Every record must be repeated exactly; omit any pictures they contain.

◇ ◇ ◇ ◇

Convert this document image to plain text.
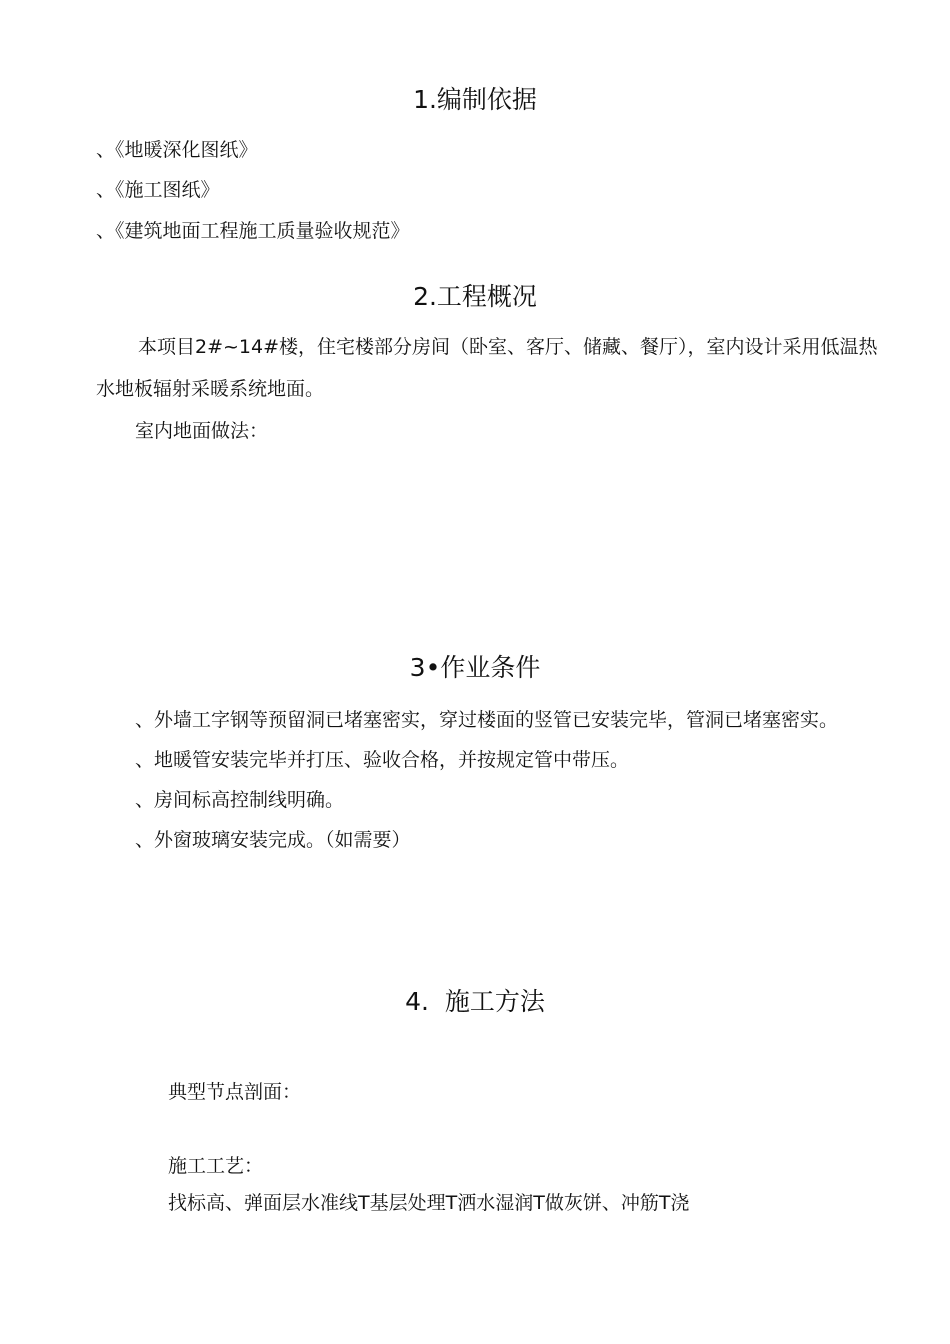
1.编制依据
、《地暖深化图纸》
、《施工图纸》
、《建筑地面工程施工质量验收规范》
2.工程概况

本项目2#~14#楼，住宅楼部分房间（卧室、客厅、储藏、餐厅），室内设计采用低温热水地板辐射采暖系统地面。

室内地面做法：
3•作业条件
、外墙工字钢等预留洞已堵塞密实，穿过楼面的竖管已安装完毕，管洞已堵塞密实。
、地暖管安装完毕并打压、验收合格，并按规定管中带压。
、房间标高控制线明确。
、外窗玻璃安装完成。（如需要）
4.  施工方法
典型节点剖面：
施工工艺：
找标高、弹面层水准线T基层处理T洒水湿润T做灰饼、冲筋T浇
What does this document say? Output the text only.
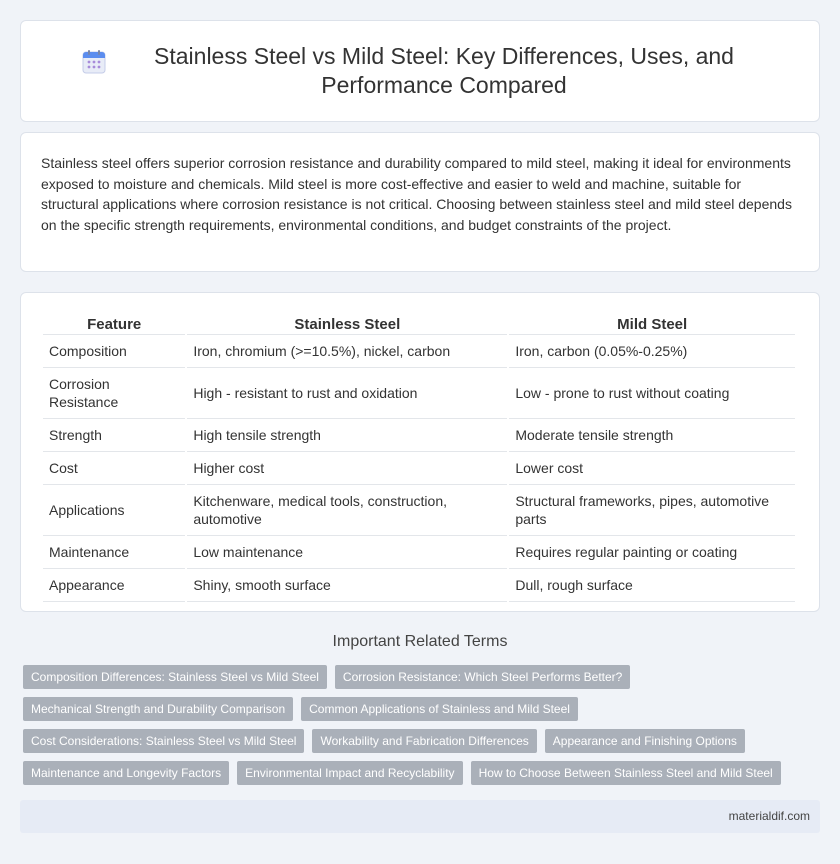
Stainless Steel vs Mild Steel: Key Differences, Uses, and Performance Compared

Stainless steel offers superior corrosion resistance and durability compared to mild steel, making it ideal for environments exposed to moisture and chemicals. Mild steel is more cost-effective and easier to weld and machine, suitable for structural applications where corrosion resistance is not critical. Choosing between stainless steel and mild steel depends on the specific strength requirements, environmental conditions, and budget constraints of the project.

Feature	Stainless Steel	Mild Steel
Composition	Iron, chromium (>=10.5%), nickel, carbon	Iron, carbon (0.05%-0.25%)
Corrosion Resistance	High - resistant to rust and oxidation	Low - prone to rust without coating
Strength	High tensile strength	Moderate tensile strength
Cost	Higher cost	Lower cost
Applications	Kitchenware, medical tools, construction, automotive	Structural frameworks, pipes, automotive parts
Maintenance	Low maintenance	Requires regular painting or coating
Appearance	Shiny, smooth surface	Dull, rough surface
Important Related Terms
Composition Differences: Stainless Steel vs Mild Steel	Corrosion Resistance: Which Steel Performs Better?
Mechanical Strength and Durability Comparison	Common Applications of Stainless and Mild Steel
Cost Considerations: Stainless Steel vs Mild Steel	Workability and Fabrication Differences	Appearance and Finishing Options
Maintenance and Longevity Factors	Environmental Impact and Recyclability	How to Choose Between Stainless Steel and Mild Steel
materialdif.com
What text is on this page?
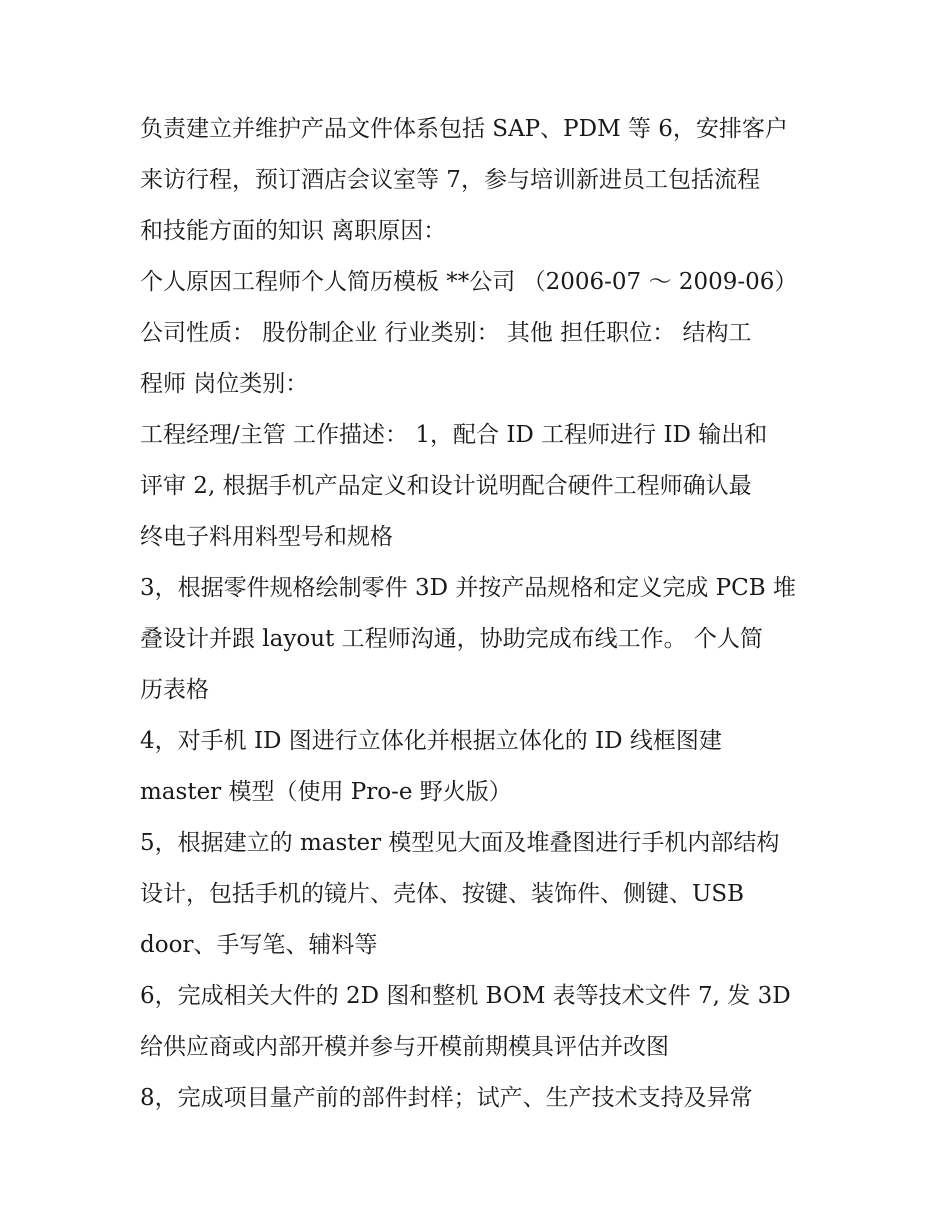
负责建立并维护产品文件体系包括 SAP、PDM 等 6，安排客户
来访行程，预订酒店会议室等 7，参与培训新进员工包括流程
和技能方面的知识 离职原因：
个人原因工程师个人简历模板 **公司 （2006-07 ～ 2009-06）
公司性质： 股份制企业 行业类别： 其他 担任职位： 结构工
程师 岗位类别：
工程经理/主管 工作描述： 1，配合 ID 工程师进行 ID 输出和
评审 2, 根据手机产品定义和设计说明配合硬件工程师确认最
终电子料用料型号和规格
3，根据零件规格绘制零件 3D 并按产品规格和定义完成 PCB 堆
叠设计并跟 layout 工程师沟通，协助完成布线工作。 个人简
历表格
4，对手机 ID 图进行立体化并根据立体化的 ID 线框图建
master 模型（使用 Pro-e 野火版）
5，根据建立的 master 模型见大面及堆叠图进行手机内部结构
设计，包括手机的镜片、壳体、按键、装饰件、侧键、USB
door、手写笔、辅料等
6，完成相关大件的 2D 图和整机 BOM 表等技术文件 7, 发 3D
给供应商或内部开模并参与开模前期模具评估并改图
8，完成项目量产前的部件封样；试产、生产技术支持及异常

◇ ◇ ◇ ◇

OUTPUT FOR THIS TASK »
Convert this document image to plain text.
1.编制依据
、《地暖深化图纸》
、《施工图纸》
、《建筑地面工程施工质量验收规范》
2.工程概况

本项目2#~14#楼，住宅楼部分房间（卧室、客厅、储藏、餐厅），室内设计采用低温热水地板辐射采暖系统地面。

室内地面做法：
3•作业条件
、外墙工字钢等预留洞已堵塞密实，穿过楼面的竖管已安装完毕，管洞已堵塞密实。
、地暖管安装完毕并打压、验收合格，并按规定管中带压。
、房间标高控制线明确。
、外窗玻璃安装完成。（如需要）
4.  施工方法
典型节点剖面：
施工工艺：
找标高、弹面层水准线T基层处理T洒水湿润T做灰饼、冲筋T浇
What does this document say? Output the text only.
Stainless Steel vs Mild Steel: Key Differences, Uses, and Performance Compared

Stainless steel offers superior corrosion resistance and durability compared to mild steel, making it ideal for environments exposed to moisture and chemicals. Mild steel is more cost-effective and easier to weld and machine, suitable for structural applications where corrosion resistance is not critical. Choosing between stainless steel and mild steel depends on the specific strength requirements, environmental conditions, and budget constraints of the project.

Feature	Stainless Steel	Mild Steel
Composition	Iron, chromium (>=10.5%), nickel, carbon	Iron, carbon (0.05%-0.25%)
Corrosion Resistance	High - resistant to rust and oxidation	Low - prone to rust without coating
Strength	High tensile strength	Moderate tensile strength
Cost	Higher cost	Lower cost
Applications	Kitchenware, medical tools, construction, automotive	Structural frameworks, pipes, automotive parts
Maintenance	Low maintenance	Requires regular painting or coating
Appearance	Shiny, smooth surface	Dull, rough surface
Important Related Terms
Composition Differences: Stainless Steel vs Mild Steel	Corrosion Resistance: Which Steel Performs Better?
Mechanical Strength and Durability Comparison	Common Applications of Stainless and Mild Steel
Cost Considerations: Stainless Steel vs Mild Steel	Workability and Fabrication Differences	Appearance and Finishing Options
Maintenance and Longevity Factors	Environmental Impact and Recyclability	How to Choose Between Stainless Steel and Mild Steel
materialdif.com
What text is on this page?
负责建立并维护产品文件体系包括 SAP、PDM 等 6，安排客户
来访行程，预订酒店会议室等 7，参与培训新进员工包括流程
和技能方面的知识 离职原因：
个人原因工程师个人简历模板 **公司 （2006-07 ～ 2009-06）
公司性质： 股份制企业 行业类别： 其他 担任职位： 结构工
程师 岗位类别：
工程经理/主管 工作描述： 1，配合 ID 工程师进行 ID 输出和
评审 2, 根据手机产品定义和设计说明配合硬件工程师确认最
终电子料用料型号和规格
3，根据零件规格绘制零件 3D 并按产品规格和定义完成 PCB 堆
叠设计并跟 layout 工程师沟通，协助完成布线工作。 个人简
历表格
4，对手机 ID 图进行立体化并根据立体化的 ID 线框图建
master 模型（使用 Pro-e 野火版）
5，根据建立的 master 模型见大面及堆叠图进行手机内部结构
设计，包括手机的镜片、壳体、按键、装饰件、侧键、USB
door、手写笔、辅料等
6，完成相关大件的 2D 图和整机 BOM 表等技术文件 7, 发 3D
给供应商或内部开模并参与开模前期模具评估并改图
8，完成项目量产前的部件封样；试产、生产技术支持及异常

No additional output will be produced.